Exercise task
Repeat the listing below in full, exactly as it stands.

(Stored records)
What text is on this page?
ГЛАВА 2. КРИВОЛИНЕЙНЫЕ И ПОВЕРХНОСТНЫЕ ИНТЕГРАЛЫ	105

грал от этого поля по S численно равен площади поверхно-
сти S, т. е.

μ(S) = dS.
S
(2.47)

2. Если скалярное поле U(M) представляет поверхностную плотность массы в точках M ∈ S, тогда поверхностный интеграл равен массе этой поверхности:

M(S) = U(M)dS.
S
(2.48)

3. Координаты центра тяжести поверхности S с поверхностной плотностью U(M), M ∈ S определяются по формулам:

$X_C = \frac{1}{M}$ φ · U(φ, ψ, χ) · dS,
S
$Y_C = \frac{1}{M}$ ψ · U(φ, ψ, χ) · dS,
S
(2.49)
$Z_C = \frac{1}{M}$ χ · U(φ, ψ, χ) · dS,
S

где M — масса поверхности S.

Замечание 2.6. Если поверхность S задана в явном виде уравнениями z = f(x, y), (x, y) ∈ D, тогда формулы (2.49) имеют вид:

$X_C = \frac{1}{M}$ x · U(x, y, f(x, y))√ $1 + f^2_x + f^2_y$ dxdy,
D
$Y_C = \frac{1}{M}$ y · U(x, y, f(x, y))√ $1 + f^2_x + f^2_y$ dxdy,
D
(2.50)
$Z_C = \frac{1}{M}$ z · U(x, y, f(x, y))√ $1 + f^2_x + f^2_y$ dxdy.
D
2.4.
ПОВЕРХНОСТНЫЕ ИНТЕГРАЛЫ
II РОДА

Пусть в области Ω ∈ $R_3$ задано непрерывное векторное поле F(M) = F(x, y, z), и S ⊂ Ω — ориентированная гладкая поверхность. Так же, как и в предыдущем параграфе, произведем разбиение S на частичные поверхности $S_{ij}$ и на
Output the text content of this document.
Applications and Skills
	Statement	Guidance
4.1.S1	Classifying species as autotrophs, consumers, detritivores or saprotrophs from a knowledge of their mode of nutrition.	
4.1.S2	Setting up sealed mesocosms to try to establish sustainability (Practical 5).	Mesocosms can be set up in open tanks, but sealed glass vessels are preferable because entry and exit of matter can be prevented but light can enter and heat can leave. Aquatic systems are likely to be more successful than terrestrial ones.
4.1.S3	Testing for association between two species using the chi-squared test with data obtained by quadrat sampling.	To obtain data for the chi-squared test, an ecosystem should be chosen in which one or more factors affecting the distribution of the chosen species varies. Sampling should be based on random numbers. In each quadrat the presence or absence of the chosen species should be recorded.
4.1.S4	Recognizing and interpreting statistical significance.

Exercise solution
What text is on this page?
ГЛАВА 2. КРИВОЛИНЕЙНЫЕ И ПОВЕРХНОСТНЫЕ ИНТЕГРАЛЫ	105

грал от этого поля по S численно равен площади поверхно-
сти S, т. е.

μ(S) = dS.
S
(2.47)

2. Если скалярное поле U(M) представляет поверхностную плотность массы в точках M ∈ S, тогда поверхностный интеграл равен массе этой поверхности:

M(S) = U(M)dS.
S
(2.48)

3. Координаты центра тяжести поверхности S с поверхностной плотностью U(M), M ∈ S определяются по формулам:

$X_C = \frac{1}{M}$ φ · U(φ, ψ, χ) · dS,
S
$Y_C = \frac{1}{M}$ ψ · U(φ, ψ, χ) · dS,
S
(2.49)
$Z_C = \frac{1}{M}$ χ · U(φ, ψ, χ) · dS,
S

где M — масса поверхности S.

Замечание 2.6. Если поверхность S задана в явном виде уравнениями z = f(x, y), (x, y) ∈ D, тогда формулы (2.49) имеют вид:

$X_C = \frac{1}{M}$ x · U(x, y, f(x, y))√ $1 + f^2_x + f^2_y$ dxdy,
D
$Y_C = \frac{1}{M}$ y · U(x, y, f(x, y))√ $1 + f^2_x + f^2_y$ dxdy,
D
(2.50)
$Z_C = \frac{1}{M}$ z · U(x, y, f(x, y))√ $1 + f^2_x + f^2_y$ dxdy.
D
2.4.
ПОВЕРХНОСТНЫЕ ИНТЕГРАЛЫ
II РОДА

Пусть в области Ω ∈ $R_3$ задано непрерывное векторное поле F(M) = F(x, y, z), и S ⊂ Ω — ориентированная гладкая поверхность. Так же, как и в предыдущем параграфе, произведем разбиение S на частичные поверхности $S_{ij}$ и на
Output the text content of this document.
Applications and Skills
	Statement	Guidance
4.1.S1	Classifying species as autotrophs, consumers, detritivores or saprotrophs from a knowledge of their mode of nutrition.	
4.1.S2	Setting up sealed mesocosms to try to establish sustainability (Practical 5).	Mesocosms can be set up in open tanks, but sealed glass vessels are preferable because entry and exit of matter can be prevented but light can enter and heat can leave. Aquatic systems are likely to be more successful than terrestrial ones.
4.1.S3	Testing for association between two species using the chi-squared test with data obtained by quadrat sampling.	To obtain data for the chi-squared test, an ecosystem should be chosen in which one or more factors affecting the distribution of the chosen species varies. Sampling should be based on random numbers. In each quadrat the presence or absence of the chosen species should be recorded.
4.1.S4	Recognizing and interpreting statistical significance.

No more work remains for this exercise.